Given request: Extract from the listing each line in which the word "项目经理" appears.
-- START OF Data lines --
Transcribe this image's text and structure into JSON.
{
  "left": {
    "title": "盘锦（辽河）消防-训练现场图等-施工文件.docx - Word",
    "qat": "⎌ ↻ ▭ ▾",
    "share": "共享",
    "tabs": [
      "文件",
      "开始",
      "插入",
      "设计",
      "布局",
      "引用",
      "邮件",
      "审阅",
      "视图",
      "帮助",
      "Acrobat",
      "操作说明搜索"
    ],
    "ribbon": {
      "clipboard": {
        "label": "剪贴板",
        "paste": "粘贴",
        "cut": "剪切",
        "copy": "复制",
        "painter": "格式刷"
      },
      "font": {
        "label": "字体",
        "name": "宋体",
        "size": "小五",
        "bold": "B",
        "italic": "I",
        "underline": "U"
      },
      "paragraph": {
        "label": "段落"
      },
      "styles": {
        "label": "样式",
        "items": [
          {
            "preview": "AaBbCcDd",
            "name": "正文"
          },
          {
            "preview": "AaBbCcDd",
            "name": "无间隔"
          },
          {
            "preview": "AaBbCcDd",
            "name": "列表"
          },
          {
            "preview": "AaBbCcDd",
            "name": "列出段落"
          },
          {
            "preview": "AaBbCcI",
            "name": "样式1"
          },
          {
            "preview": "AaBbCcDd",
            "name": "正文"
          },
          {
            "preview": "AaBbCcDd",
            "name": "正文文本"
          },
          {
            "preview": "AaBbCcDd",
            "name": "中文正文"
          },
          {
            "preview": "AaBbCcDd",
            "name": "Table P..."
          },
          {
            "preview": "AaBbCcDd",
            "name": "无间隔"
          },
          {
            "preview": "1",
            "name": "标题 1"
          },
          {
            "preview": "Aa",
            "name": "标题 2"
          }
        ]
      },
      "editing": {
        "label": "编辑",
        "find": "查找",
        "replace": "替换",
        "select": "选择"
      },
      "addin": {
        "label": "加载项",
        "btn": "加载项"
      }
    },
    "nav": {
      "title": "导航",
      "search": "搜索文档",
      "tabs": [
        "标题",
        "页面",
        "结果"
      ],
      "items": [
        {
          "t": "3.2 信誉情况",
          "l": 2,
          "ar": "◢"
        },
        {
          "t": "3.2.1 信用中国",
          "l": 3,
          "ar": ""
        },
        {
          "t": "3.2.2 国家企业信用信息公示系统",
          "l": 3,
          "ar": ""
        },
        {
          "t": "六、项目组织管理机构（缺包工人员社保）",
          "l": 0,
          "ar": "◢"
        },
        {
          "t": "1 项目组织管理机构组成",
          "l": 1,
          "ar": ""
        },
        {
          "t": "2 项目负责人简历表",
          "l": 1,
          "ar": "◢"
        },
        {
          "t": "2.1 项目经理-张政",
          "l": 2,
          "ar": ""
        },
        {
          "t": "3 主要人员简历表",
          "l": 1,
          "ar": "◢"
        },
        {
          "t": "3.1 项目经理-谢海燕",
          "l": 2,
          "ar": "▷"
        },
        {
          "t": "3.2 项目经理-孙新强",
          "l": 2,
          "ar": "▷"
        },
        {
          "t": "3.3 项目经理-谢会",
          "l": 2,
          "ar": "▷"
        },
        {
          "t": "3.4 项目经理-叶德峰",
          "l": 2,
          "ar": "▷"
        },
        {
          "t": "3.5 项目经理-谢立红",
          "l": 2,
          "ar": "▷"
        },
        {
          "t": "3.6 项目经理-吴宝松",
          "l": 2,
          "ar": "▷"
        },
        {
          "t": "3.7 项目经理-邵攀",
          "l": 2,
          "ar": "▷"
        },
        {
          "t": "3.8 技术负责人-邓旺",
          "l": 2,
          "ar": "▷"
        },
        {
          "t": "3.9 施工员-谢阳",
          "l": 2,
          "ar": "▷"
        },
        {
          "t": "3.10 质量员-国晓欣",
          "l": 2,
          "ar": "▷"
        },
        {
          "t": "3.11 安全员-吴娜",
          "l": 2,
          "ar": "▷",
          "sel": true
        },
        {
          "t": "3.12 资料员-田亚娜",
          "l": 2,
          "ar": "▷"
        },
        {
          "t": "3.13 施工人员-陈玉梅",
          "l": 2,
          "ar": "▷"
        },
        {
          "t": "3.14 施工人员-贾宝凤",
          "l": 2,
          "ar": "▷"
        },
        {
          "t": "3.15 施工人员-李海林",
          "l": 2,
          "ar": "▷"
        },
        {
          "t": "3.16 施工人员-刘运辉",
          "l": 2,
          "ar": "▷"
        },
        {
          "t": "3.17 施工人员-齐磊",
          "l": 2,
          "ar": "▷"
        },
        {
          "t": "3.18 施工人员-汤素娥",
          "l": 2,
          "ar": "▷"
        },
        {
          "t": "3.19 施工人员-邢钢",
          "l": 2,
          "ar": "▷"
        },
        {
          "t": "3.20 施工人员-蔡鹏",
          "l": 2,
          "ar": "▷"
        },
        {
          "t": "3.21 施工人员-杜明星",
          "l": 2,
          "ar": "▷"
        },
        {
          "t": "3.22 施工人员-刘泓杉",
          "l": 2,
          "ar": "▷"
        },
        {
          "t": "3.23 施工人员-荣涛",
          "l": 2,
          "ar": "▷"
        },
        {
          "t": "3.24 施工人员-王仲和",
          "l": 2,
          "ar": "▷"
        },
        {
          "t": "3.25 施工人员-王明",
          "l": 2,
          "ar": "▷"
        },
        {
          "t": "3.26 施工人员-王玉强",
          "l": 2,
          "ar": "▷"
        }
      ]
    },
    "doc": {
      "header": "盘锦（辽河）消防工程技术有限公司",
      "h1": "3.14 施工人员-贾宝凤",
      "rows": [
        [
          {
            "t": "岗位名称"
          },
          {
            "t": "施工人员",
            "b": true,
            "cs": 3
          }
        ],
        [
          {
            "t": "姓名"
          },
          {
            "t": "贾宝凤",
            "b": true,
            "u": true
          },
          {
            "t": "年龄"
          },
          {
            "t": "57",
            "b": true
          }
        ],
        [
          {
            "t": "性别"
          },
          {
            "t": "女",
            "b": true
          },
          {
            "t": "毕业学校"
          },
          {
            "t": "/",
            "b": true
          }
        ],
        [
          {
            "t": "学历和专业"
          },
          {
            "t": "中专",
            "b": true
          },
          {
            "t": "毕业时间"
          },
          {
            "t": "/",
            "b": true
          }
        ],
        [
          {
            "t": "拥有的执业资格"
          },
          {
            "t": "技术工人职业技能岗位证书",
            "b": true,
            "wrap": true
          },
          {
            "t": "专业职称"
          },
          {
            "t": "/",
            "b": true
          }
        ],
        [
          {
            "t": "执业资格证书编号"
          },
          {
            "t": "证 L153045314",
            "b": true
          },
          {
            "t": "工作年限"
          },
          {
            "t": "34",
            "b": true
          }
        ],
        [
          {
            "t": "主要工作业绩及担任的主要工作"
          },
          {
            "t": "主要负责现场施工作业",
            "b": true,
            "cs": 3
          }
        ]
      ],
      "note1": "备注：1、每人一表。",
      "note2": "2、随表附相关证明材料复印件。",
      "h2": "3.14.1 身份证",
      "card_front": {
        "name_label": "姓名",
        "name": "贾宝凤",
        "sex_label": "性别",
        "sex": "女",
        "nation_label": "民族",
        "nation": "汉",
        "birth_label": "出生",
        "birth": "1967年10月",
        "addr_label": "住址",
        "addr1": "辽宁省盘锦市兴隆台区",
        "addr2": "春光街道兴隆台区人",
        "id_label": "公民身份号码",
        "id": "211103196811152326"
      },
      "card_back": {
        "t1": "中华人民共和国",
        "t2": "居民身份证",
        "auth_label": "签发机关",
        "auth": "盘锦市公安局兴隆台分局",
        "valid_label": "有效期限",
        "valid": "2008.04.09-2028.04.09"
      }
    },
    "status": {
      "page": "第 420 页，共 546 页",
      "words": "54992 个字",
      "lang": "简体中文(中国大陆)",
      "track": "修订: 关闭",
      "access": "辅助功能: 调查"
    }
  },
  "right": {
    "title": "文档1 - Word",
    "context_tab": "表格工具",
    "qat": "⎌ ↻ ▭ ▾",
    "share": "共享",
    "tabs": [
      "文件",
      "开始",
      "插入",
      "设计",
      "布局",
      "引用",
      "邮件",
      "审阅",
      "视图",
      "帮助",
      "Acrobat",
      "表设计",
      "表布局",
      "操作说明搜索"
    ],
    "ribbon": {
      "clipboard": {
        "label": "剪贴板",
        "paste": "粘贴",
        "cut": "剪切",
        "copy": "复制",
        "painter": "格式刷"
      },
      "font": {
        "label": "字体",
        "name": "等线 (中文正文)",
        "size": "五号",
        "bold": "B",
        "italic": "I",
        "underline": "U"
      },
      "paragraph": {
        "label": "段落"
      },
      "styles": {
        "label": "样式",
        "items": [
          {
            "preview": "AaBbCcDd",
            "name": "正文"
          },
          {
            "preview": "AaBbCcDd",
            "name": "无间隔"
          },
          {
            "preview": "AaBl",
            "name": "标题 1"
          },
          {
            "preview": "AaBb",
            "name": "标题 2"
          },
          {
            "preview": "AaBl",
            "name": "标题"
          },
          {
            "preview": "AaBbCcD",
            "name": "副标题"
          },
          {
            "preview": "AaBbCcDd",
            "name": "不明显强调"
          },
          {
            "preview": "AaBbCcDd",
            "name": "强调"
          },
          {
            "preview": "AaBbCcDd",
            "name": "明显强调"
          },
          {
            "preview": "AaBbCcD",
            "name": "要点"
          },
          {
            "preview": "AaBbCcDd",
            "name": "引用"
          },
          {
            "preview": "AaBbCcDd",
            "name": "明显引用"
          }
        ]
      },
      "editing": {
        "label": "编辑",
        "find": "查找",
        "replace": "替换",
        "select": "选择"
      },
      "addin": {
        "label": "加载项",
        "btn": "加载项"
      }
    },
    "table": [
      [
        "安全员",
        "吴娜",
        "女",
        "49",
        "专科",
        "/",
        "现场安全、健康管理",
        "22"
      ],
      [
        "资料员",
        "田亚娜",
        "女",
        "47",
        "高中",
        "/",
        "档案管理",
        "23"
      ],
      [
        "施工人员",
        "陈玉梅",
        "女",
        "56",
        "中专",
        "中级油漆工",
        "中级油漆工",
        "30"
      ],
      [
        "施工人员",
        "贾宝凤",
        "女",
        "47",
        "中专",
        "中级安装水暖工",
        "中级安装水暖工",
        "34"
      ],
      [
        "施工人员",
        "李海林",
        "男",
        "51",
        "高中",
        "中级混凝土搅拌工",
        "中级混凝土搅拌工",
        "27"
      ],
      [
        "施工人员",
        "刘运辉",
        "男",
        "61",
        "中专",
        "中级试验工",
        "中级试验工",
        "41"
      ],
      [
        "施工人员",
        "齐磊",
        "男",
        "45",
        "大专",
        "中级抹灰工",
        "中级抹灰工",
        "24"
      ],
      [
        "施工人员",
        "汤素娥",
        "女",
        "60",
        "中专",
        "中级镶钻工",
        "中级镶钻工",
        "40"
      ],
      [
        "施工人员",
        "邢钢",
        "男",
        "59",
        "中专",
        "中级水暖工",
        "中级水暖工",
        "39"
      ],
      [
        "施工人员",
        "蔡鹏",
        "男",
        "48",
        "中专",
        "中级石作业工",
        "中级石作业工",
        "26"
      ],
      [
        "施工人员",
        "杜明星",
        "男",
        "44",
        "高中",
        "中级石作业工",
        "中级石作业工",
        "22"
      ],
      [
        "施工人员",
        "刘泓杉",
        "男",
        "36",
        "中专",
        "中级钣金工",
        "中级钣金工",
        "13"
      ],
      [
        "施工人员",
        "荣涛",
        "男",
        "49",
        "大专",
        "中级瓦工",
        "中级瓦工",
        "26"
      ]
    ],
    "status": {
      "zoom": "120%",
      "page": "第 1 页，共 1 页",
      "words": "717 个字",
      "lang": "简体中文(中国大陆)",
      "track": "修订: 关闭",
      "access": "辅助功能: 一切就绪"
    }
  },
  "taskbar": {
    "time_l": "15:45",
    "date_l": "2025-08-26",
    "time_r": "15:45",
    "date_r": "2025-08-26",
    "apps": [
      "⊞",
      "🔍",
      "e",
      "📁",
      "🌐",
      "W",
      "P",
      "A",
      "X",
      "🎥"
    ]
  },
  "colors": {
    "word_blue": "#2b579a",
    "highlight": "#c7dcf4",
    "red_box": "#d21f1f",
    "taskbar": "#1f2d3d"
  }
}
-- END OF Data lines --
The solution:
          "t": "2.1 项目经理-张政",
          "t": "3.1 项目经理-谢海燕",
          "t": "3.2 项目经理-孙新强",
          "t": "3.3 项目经理-谢会",
          "t": "3.4 项目经理-叶德峰",
          "t": "3.5 项目经理-谢立红",
          "t": "3.6 项目经理-吴宝松",
          "t": "3.7 项目经理-邵攀",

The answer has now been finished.